(Items from a dataset)
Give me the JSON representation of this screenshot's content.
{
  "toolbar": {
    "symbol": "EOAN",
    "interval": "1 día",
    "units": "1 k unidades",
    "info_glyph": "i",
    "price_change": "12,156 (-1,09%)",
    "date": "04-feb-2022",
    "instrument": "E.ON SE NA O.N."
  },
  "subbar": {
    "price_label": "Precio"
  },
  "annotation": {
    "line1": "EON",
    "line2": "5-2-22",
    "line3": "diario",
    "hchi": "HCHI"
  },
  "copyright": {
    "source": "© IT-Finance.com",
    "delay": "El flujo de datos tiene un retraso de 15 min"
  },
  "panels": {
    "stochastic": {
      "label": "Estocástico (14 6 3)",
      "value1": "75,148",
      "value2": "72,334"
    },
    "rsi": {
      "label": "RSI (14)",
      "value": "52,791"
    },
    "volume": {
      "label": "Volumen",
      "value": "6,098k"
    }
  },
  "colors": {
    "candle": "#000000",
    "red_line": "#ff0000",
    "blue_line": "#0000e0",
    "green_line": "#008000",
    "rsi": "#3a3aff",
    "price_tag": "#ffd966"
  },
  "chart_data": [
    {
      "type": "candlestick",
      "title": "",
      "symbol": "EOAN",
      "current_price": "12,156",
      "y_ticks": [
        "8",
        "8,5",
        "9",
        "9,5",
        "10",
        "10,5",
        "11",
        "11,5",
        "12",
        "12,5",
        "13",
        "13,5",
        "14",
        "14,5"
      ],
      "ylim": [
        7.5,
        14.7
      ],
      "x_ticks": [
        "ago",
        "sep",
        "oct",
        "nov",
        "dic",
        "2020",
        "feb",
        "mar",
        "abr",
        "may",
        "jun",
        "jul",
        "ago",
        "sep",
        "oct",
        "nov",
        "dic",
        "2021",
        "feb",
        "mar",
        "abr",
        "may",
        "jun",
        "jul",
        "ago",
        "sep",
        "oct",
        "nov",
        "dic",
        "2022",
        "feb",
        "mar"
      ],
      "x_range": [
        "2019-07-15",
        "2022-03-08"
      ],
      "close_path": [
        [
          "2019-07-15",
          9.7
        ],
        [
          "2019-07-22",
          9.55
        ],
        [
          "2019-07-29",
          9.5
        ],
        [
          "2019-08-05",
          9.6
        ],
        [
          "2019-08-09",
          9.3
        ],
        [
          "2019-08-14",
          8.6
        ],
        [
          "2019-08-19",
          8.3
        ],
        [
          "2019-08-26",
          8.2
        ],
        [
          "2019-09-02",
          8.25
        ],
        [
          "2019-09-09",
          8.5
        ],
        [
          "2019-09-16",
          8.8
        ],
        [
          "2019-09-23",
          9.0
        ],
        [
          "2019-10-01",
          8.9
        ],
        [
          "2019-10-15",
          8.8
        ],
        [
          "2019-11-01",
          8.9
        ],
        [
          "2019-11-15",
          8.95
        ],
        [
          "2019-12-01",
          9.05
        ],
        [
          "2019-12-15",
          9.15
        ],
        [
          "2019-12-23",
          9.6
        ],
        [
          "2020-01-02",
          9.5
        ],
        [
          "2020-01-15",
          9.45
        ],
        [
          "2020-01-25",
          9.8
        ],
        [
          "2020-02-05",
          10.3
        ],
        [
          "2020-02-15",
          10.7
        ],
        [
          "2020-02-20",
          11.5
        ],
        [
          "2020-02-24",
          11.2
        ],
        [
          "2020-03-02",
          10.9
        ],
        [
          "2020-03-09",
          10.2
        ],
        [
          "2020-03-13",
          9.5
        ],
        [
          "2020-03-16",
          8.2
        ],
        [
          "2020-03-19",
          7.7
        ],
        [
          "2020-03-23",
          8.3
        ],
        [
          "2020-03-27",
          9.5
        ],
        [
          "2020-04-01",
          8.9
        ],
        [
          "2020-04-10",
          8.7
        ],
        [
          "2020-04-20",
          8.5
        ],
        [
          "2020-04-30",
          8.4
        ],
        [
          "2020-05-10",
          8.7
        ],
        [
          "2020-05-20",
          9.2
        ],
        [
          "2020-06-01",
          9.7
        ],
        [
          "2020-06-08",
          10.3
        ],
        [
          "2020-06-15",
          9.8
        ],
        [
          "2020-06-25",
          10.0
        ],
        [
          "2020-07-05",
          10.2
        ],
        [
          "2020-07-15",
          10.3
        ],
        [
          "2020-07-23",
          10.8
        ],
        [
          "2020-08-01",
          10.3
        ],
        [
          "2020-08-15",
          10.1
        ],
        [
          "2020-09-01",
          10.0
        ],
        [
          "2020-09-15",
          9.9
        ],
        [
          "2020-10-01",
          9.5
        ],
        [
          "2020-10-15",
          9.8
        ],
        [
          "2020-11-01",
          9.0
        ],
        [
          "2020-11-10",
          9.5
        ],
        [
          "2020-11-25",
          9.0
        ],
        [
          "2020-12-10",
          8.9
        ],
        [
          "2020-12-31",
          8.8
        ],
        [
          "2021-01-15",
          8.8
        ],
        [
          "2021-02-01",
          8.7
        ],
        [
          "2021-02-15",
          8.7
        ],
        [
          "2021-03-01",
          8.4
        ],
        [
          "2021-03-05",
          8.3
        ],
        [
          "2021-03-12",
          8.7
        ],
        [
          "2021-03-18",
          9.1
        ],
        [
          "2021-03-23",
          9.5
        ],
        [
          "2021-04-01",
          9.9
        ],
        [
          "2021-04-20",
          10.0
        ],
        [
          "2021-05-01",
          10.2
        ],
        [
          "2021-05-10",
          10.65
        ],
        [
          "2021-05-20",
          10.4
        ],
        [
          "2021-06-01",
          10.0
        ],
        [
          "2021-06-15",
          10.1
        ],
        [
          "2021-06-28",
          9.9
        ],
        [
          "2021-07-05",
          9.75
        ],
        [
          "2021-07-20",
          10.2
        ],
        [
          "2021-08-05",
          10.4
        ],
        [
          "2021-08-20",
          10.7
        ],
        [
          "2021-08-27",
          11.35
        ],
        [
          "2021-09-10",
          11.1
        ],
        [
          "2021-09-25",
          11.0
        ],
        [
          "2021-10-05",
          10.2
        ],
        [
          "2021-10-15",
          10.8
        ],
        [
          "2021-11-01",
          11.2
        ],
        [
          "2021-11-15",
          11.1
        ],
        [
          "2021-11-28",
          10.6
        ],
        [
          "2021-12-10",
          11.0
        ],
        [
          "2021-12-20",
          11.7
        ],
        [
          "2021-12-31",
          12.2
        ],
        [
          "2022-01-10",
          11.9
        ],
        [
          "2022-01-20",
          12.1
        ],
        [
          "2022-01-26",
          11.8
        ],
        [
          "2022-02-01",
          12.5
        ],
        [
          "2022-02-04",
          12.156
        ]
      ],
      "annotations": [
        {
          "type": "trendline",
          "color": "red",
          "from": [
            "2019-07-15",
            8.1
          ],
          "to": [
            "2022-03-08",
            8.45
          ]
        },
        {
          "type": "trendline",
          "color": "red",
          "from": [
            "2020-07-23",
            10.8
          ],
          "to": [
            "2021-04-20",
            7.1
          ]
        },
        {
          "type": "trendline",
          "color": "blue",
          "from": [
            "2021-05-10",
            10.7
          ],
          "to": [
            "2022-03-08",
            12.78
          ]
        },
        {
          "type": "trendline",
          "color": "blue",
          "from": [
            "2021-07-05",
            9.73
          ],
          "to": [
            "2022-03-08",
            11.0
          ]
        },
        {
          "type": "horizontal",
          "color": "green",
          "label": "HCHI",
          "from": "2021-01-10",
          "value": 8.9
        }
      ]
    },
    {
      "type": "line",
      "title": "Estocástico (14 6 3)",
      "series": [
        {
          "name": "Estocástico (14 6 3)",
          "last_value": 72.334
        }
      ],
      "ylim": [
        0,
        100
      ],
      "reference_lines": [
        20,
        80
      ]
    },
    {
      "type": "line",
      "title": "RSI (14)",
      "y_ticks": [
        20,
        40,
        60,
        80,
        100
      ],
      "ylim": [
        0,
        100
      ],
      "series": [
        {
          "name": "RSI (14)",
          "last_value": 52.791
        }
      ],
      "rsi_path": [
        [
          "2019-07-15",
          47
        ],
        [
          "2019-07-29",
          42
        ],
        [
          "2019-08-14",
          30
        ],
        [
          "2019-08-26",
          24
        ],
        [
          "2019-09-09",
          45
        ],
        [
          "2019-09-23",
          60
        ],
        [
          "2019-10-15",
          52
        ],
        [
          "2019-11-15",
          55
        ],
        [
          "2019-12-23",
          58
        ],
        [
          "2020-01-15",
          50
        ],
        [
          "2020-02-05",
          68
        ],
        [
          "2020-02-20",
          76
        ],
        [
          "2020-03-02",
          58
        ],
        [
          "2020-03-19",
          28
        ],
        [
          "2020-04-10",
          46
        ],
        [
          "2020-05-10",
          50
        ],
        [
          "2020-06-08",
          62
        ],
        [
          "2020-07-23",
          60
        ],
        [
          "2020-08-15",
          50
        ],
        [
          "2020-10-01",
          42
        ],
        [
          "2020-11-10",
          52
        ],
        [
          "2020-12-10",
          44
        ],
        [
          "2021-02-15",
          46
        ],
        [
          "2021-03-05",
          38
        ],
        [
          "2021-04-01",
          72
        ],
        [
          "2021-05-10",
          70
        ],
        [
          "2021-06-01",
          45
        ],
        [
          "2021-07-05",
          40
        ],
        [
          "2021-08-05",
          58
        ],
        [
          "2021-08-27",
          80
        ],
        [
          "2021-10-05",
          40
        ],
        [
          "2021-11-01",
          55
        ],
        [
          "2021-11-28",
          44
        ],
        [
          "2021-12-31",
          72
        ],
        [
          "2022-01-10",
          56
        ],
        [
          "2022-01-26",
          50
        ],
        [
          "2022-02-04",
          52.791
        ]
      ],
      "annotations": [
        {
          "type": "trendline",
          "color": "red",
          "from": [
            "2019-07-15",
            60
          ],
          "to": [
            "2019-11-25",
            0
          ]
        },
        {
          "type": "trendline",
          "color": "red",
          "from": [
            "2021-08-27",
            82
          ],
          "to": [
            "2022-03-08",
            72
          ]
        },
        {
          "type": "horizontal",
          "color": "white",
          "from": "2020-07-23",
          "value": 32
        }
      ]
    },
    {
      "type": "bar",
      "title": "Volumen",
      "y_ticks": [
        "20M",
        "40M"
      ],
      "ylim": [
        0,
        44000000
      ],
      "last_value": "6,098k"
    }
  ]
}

## PROBLEM
Look over the material above and show each line where "Estocástico" appears.

## RESULT
      "label": "Estocástico (14 6 3)",
      "title": "Estocástico (14 6 3)",
          "name": "Estocástico (14 6 3)",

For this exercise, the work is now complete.